Exercise goal: Copy each line below in which the string "shane" occurs.

Material provided:

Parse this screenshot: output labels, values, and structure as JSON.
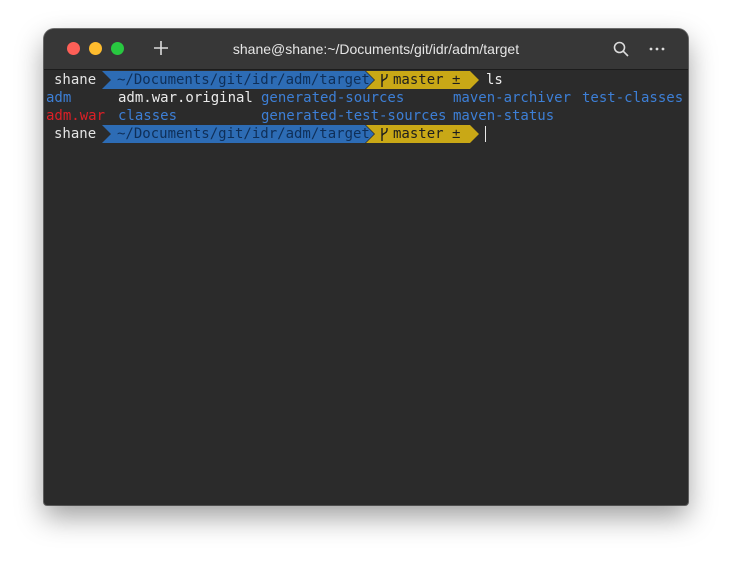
{
  "window": {
    "title": "shane@shane:~/Documents/git/idr/adm/target"
  },
  "toolbar": {
    "icons": [
      "close",
      "minimize",
      "maximize",
      "new-tab-plus-icon",
      "search-icon",
      "more-icon"
    ]
  },
  "prompt": {
    "user": "shane",
    "path": "~/Documents/git/idr/adm/target",
    "branch": "master ±"
  },
  "history": {
    "command": "ls"
  },
  "listing": {
    "row1": [
      "adm",
      "adm.war.original",
      "generated-sources",
      "maven-archiver",
      "test-classes"
    ],
    "row2": [
      "adm.war",
      "classes",
      "generated-test-sources",
      "maven-status"
    ]
  },
  "colors": {
    "path_segment": "#2d6cb5",
    "git_segment": "#c9a816",
    "directory": "#3d7fd6",
    "archive": "#dd1f26",
    "background": "#2b2b2b"
  }
}
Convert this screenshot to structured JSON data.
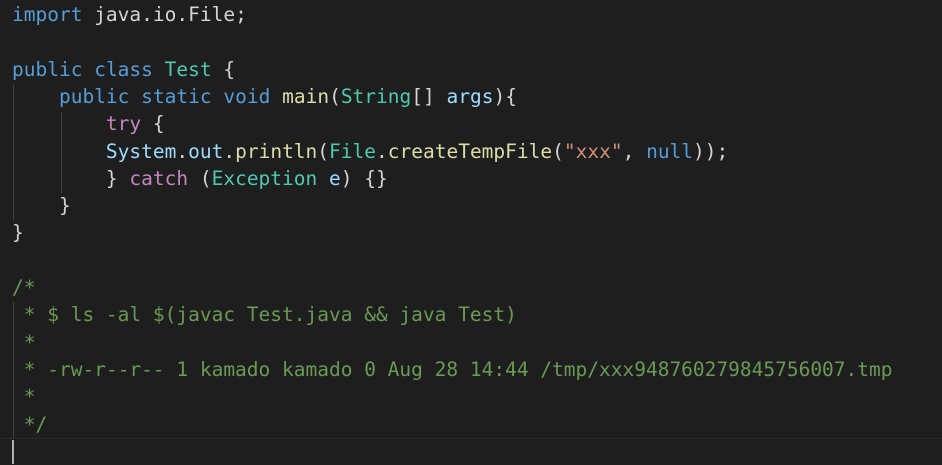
{
  "editor": {
    "lines": [
      [
        {
          "c": "kw",
          "t": "import"
        },
        {
          "c": "plain",
          "t": " java.io.File;"
        }
      ],
      [],
      [
        {
          "c": "kw",
          "t": "public"
        },
        {
          "c": "plain",
          "t": " "
        },
        {
          "c": "kw",
          "t": "class"
        },
        {
          "c": "plain",
          "t": " "
        },
        {
          "c": "type",
          "t": "Test"
        },
        {
          "c": "plain",
          "t": " {"
        }
      ],
      [
        {
          "c": "plain",
          "t": "    "
        },
        {
          "c": "kw",
          "t": "public"
        },
        {
          "c": "plain",
          "t": " "
        },
        {
          "c": "kw",
          "t": "static"
        },
        {
          "c": "plain",
          "t": " "
        },
        {
          "c": "kw",
          "t": "void"
        },
        {
          "c": "plain",
          "t": " "
        },
        {
          "c": "fn",
          "t": "main"
        },
        {
          "c": "plain",
          "t": "("
        },
        {
          "c": "type",
          "t": "String"
        },
        {
          "c": "plain",
          "t": "[] "
        },
        {
          "c": "var",
          "t": "args"
        },
        {
          "c": "plain",
          "t": "){"
        }
      ],
      [
        {
          "c": "plain",
          "t": "        "
        },
        {
          "c": "ctrl",
          "t": "try"
        },
        {
          "c": "plain",
          "t": " {"
        }
      ],
      [
        {
          "c": "plain",
          "t": "        "
        },
        {
          "c": "var",
          "t": "System"
        },
        {
          "c": "plain",
          "t": "."
        },
        {
          "c": "var",
          "t": "out"
        },
        {
          "c": "plain",
          "t": "."
        },
        {
          "c": "fn",
          "t": "println"
        },
        {
          "c": "plain",
          "t": "("
        },
        {
          "c": "type",
          "t": "File"
        },
        {
          "c": "plain",
          "t": "."
        },
        {
          "c": "fn",
          "t": "createTempFile"
        },
        {
          "c": "plain",
          "t": "("
        },
        {
          "c": "str",
          "t": "\"xxx\""
        },
        {
          "c": "plain",
          "t": ", "
        },
        {
          "c": "kw",
          "t": "null"
        },
        {
          "c": "plain",
          "t": "));"
        }
      ],
      [
        {
          "c": "plain",
          "t": "        } "
        },
        {
          "c": "ctrl",
          "t": "catch"
        },
        {
          "c": "plain",
          "t": " ("
        },
        {
          "c": "type",
          "t": "Exception"
        },
        {
          "c": "plain",
          "t": " "
        },
        {
          "c": "var",
          "t": "e"
        },
        {
          "c": "plain",
          "t": ") {}"
        }
      ],
      [
        {
          "c": "plain",
          "t": "    }"
        }
      ],
      [
        {
          "c": "plain",
          "t": "}"
        }
      ],
      [],
      [
        {
          "c": "cmt",
          "t": "/*"
        }
      ],
      [
        {
          "c": "cmt",
          "t": " * $ ls -al $(javac Test.java && java Test)"
        }
      ],
      [
        {
          "c": "cmt",
          "t": " *"
        }
      ],
      [
        {
          "c": "cmt",
          "t": " * -rw-r--r-- 1 kamado kamado 0 Aug 28 14:44 /tmp/xxx948760279845756007.tmp"
        }
      ],
      [
        {
          "c": "cmt",
          "t": " *"
        }
      ],
      [
        {
          "c": "cmt",
          "t": " */"
        }
      ]
    ]
  }
}
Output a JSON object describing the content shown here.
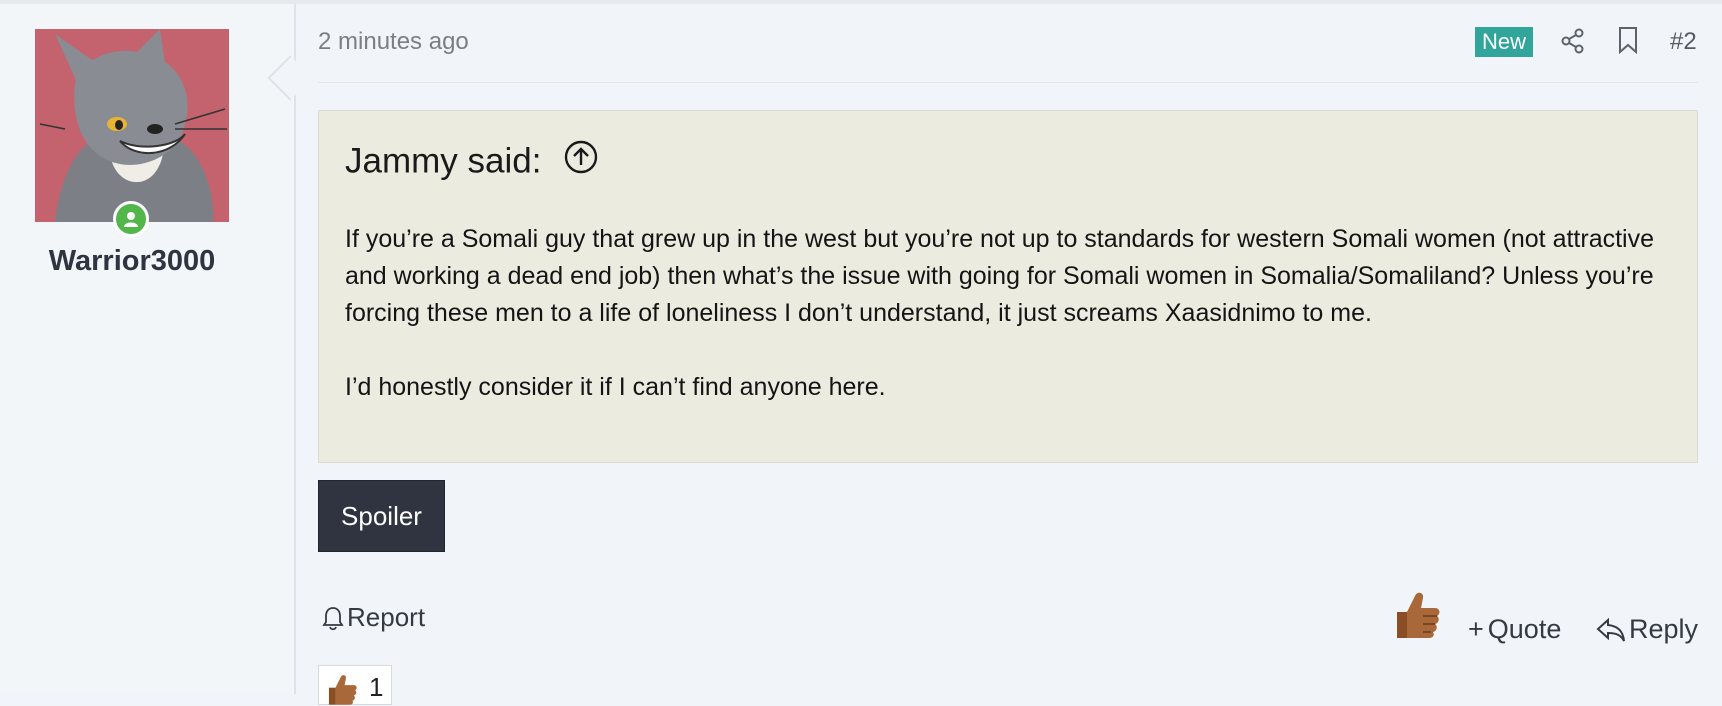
{
  "post": {
    "timestamp": "2 minutes ago",
    "badge": "New",
    "number": "#2"
  },
  "author": {
    "username": "Warrior3000",
    "status": "online",
    "avatar_color": "#c4626e"
  },
  "quote": {
    "title": "Jammy said:",
    "body": [
      "If you’re a Somali guy that grew up in the west but you’re not up to standards for western Somali women (not attractive and working a dead end job) then what’s the issue with going for Somali women in Somalia/Somaliland? Unless you’re forcing these men to a life of loneliness I don’t understand, it just screams Xaasidnimo to me.",
      "I’d honestly consider it if I can’t find anyone here."
    ]
  },
  "spoiler": {
    "label": "Spoiler"
  },
  "actions": {
    "report": "Report",
    "quote": "Quote",
    "quote_plus": "+",
    "reply": "Reply"
  },
  "reactions": {
    "count": "1",
    "icon": "thumbs-up-icon"
  },
  "colors": {
    "accent_badge": "#32a59b",
    "quote_bg": "#ecebdf",
    "spoiler_bg": "#2f3440",
    "online": "#52b64a"
  }
}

Problem solution:
    "title": "shane@shane:~/Documents/git/idr/adm/target"
    "user": "shane",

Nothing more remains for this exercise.